_REQUIRED WORK_.
Report only the number of lines holding "equation".
-------------------------
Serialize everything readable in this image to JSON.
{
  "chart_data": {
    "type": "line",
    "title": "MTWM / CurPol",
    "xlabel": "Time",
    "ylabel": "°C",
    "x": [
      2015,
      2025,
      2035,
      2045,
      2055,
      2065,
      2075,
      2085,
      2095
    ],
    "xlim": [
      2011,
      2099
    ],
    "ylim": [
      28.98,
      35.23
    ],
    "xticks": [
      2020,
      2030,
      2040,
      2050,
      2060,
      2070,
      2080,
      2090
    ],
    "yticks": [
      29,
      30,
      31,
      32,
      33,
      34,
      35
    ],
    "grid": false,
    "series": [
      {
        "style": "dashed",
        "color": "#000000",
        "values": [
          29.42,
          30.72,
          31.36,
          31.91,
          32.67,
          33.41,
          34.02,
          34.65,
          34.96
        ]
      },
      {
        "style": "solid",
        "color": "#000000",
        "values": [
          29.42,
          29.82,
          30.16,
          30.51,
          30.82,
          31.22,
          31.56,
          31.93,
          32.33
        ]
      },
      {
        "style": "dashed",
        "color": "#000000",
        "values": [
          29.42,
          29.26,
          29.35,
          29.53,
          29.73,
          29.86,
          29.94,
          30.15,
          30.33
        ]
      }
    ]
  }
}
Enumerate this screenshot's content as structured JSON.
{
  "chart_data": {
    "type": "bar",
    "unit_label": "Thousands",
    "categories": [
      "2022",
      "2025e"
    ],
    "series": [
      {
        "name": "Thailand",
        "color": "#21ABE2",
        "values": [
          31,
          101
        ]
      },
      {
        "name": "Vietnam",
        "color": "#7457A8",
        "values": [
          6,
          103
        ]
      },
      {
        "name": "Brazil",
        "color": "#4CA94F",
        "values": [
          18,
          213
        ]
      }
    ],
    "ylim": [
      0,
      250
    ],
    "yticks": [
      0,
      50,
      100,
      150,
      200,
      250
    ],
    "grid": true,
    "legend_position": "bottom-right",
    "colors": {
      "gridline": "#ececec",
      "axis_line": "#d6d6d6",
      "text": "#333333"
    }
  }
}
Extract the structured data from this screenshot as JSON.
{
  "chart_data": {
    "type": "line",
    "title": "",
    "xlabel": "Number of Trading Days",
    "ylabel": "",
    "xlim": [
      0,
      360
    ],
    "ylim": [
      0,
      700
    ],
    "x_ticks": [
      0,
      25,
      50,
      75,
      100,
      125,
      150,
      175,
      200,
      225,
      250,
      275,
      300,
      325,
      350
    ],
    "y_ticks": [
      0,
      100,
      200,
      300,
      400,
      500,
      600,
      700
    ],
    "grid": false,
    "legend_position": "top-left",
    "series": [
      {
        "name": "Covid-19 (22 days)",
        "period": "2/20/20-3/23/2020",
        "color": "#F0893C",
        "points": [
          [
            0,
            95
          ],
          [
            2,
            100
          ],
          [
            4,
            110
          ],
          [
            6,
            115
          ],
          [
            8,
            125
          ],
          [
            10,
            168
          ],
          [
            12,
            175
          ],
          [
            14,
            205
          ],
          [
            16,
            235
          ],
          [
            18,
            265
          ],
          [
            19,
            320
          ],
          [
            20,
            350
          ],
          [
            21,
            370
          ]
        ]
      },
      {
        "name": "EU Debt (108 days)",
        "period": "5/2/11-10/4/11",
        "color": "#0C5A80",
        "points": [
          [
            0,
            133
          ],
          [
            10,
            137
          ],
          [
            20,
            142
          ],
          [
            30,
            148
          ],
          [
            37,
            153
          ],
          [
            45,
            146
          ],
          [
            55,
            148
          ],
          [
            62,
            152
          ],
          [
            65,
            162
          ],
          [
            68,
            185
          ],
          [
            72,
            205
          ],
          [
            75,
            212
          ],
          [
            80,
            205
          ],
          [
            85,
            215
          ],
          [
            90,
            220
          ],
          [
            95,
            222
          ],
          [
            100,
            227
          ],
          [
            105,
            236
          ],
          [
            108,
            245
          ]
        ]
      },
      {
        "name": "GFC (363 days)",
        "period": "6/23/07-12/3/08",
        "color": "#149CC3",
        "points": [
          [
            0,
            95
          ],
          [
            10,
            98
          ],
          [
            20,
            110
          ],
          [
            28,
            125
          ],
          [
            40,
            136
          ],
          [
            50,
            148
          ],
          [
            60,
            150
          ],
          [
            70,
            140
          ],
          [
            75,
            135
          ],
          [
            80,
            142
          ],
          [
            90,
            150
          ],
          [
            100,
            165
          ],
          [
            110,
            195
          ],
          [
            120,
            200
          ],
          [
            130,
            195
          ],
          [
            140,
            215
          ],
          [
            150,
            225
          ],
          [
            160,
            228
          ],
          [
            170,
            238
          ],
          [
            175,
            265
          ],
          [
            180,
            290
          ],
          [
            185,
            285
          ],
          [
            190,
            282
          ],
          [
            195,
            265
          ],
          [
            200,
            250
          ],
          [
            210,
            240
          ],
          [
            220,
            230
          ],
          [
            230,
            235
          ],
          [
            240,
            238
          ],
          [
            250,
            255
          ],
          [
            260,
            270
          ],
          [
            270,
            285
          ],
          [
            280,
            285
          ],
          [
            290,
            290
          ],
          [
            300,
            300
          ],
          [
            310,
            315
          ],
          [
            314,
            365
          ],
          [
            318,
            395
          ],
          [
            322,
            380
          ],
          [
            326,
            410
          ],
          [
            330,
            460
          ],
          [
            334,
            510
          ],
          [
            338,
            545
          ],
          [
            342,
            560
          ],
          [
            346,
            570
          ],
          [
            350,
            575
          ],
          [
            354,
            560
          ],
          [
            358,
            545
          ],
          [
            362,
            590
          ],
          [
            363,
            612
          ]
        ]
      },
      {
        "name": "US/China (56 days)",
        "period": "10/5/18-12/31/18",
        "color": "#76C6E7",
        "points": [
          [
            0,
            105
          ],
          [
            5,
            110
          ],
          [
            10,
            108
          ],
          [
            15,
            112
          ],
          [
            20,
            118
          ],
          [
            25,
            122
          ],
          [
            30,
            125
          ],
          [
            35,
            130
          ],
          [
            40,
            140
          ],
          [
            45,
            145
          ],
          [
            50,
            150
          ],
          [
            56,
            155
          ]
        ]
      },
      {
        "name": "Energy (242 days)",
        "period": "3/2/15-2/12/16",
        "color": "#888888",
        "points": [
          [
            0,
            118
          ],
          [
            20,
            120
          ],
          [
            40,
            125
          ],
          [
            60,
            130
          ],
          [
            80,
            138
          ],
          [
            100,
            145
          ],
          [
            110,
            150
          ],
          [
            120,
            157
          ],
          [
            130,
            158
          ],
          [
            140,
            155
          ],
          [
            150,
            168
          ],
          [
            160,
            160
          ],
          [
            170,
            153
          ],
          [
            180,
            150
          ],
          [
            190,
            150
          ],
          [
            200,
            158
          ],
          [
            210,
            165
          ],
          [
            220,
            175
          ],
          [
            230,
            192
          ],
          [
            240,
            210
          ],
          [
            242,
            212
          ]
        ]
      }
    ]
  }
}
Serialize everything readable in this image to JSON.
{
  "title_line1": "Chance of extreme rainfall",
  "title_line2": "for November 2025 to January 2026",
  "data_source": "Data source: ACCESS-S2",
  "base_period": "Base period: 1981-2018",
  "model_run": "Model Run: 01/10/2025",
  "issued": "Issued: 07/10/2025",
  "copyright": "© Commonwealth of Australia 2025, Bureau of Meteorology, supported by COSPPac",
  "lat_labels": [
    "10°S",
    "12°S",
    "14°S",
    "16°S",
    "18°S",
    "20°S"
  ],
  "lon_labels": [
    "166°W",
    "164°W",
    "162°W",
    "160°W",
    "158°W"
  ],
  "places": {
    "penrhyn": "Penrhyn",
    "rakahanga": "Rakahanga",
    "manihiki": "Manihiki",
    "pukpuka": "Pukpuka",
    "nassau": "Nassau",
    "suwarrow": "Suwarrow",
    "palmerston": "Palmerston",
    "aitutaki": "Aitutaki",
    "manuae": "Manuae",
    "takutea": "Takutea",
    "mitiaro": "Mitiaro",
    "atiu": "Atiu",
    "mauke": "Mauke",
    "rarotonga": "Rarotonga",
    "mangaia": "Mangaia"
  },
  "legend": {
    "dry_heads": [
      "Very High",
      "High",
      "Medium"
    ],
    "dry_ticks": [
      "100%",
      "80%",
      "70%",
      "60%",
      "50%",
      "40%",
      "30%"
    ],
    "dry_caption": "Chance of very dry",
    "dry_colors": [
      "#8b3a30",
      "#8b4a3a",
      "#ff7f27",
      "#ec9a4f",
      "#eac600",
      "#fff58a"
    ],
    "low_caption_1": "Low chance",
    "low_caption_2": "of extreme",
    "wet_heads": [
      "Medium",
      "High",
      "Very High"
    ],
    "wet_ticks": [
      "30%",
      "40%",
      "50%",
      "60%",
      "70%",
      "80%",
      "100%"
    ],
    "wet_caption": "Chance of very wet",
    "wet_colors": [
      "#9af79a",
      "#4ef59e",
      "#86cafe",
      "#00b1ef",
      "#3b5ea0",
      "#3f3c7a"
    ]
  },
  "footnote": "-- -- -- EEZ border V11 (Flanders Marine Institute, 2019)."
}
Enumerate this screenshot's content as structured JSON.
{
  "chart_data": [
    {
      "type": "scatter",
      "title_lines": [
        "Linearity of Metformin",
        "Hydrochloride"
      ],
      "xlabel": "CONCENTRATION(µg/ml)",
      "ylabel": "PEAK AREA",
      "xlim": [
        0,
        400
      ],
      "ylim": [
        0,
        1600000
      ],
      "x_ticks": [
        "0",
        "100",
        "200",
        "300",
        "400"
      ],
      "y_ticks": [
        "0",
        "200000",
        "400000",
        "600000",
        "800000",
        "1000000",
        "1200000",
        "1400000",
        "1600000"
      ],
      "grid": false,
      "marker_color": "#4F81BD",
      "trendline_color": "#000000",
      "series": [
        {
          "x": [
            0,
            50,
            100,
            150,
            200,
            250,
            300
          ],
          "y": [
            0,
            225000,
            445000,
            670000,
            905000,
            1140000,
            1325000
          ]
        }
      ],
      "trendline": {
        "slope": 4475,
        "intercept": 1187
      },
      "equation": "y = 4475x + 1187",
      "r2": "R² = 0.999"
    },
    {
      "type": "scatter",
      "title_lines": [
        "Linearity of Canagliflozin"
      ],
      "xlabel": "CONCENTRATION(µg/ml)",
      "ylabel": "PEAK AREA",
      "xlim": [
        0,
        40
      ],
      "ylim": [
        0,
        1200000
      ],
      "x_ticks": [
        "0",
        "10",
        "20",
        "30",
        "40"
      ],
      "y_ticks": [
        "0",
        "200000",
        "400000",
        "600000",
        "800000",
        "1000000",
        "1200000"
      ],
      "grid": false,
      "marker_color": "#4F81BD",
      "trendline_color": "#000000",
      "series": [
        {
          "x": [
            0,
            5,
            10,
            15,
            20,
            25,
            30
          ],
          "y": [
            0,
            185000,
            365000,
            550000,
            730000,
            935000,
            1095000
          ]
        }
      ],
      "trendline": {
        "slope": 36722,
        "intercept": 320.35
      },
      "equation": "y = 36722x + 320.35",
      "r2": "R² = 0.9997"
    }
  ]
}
-------------------------
_COMPLETE ANSWER_.
2